## GIVEN TASK
Read through the records below and copy each line that uses the word "this".

* BEGIN INFORMATION GIVEN *

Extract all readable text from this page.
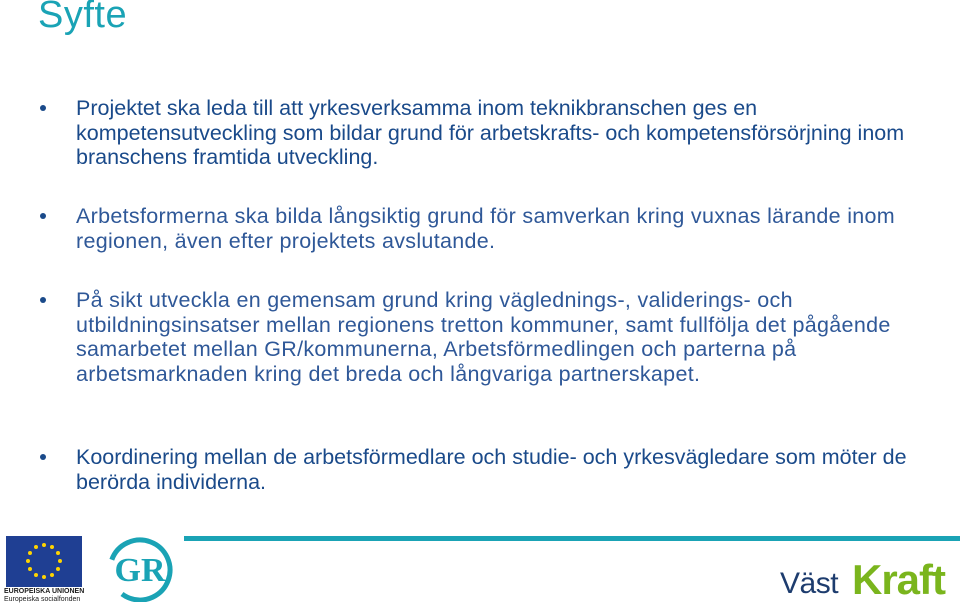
Syfte
Projektet ska leda till att yrkesverksamma inom teknikbranschen ges en kompetensutveckling som bildar grund för arbetskrafts- och kompetensförsörjning inom branschens framtida utveckling.
Arbetsformerna ska bilda långsiktig grund för samverkan kring vuxnas lärande inom regionen, även efter projektets avslutande.
På sikt utveckla en gemensam grund kring väglednings-, validerings- och utbildningsinsatser mellan regionens tretton kommuner, samt fullfölja det pågående samarbetet mellan GR/kommunerna, Arbetsförmedlingen och parterna på arbetsmarknaden kring det breda och långvariga partnerskapet.
Koordinering mellan de arbetsförmedlare och studie- och yrkesvägledare som möter de berörda individerna.
EUROPEISKA UNIONEN
Europeiska socialfonden
GR	Väst Kraft
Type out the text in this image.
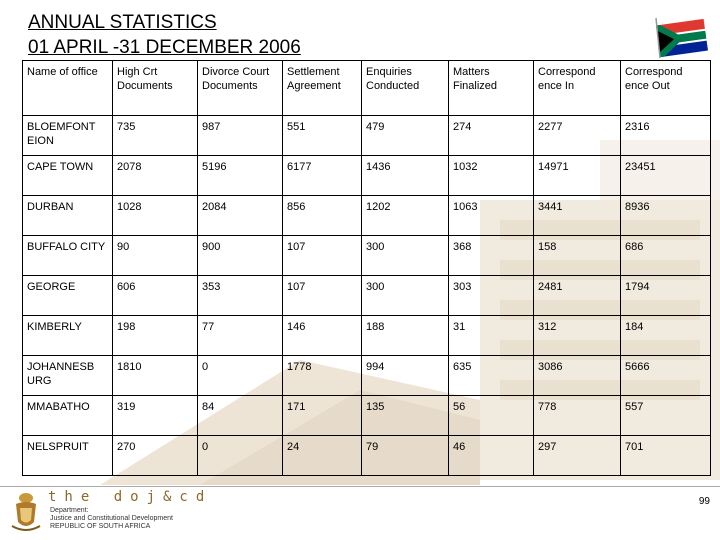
ANNUAL STATISTICS
01 APRIL -31 DECEMBER 2006
Name of office	High Crt Documents	Divorce Court Documents	Settlement Agreement	Enquiries Conducted	Matters Finalized	Correspond ence In	Correspond ence Out
BLOEMFONT EION	735	987	551	479	274	2277	2316
CAPE TOWN	2078	5196	6177	1436	1032	14971	23451
DURBAN	1028	2084	856	1202	1063	3441	8936
BUFFALO CITY	90	900	107	300	368	158	686
GEORGE	606	353	107	300	303	2481	1794
KIMBERLY	198	77	146	188	31	312	184
JOHANNESB URG	1810	0	1778	994	635	3086	5666
MMABATHO	319	84	171	135	56	778	557
NELSPRUIT	270	0	24	79	46	297	701
the doj&cd
Department:
Justice and Constitutional Development
REPUBLIC OF SOUTH AFRICA
99
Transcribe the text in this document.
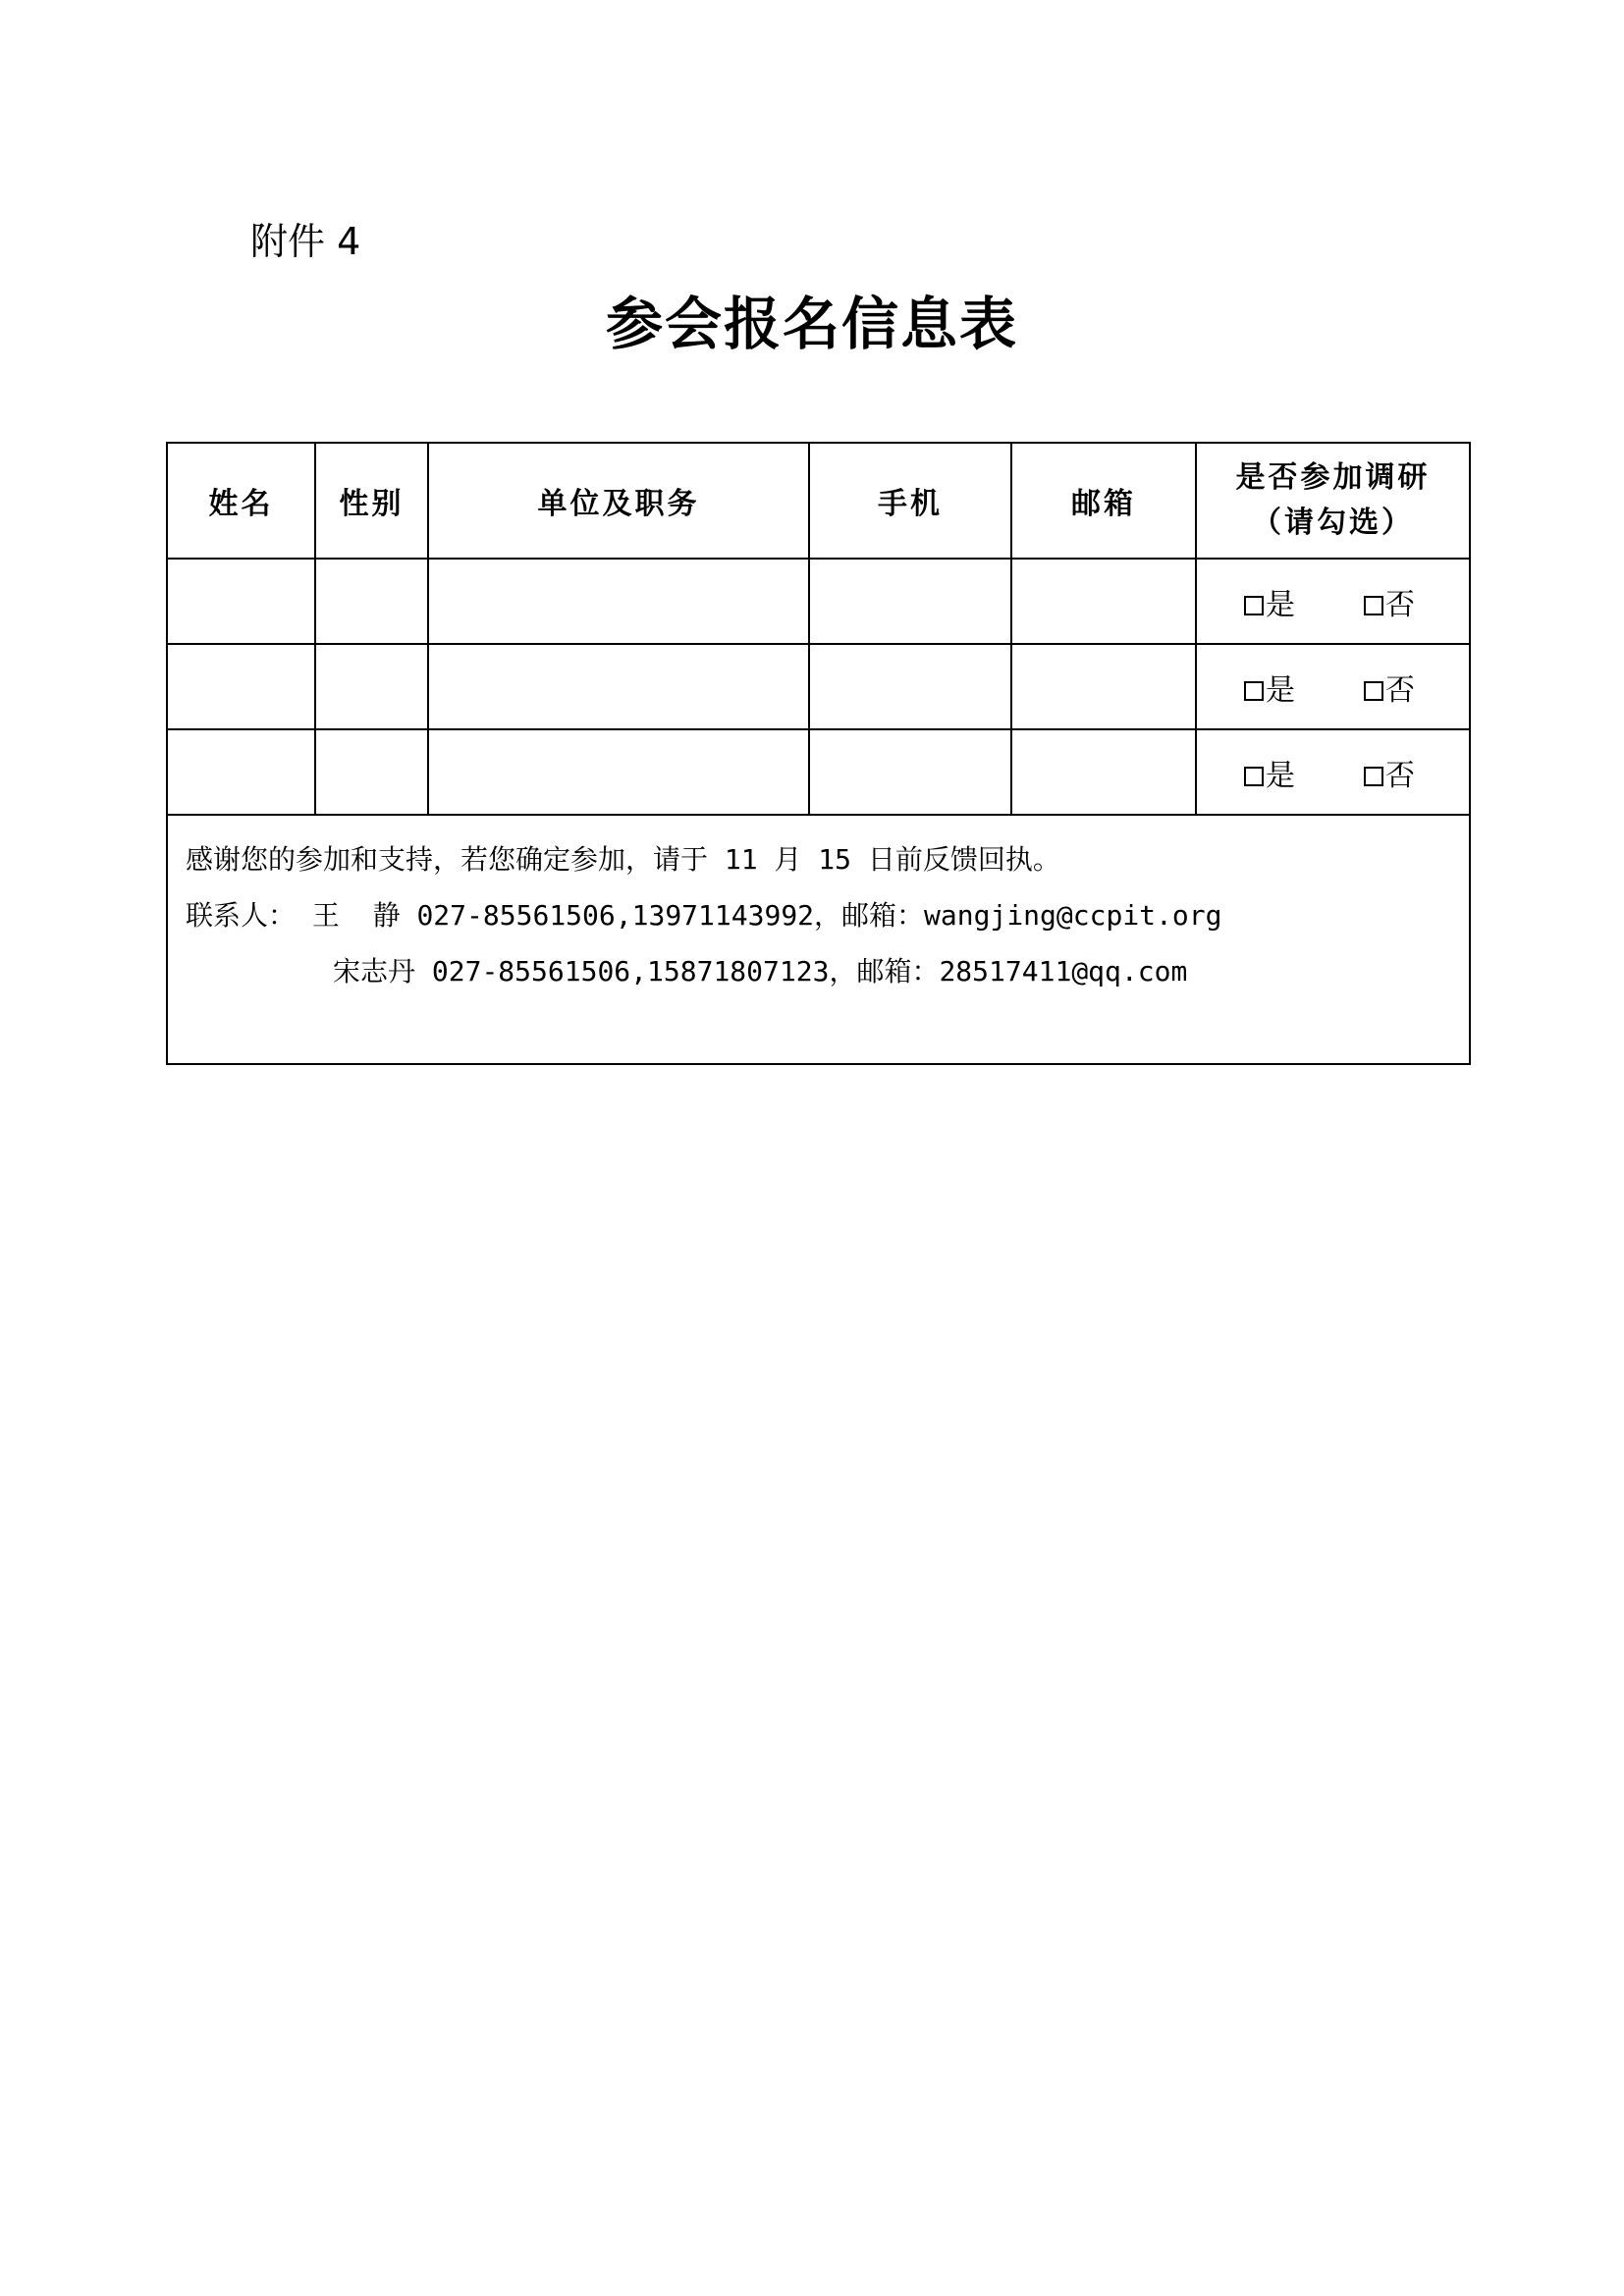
附件 4
参会报名信息表
姓名	性别	单位及职务	手机	邮箱	是否参加调研
（请勾选）

					是 否
					是 否
					是 否

感谢您的参加和支持，若您确定参加，请于 11 月 15 日前反馈回执。
联系人： 王  静 027-85561506,13971143992，邮箱：wangjing@ccpit.org
宋志丹 027-85561506,15871807123，邮箱：28517411@qq.com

* END INFORMATION GIVEN *

## RESULT OF THE EXERCISE
Extract all readable text from this page.
Type out the text in this image.
Transcribe the text in this document.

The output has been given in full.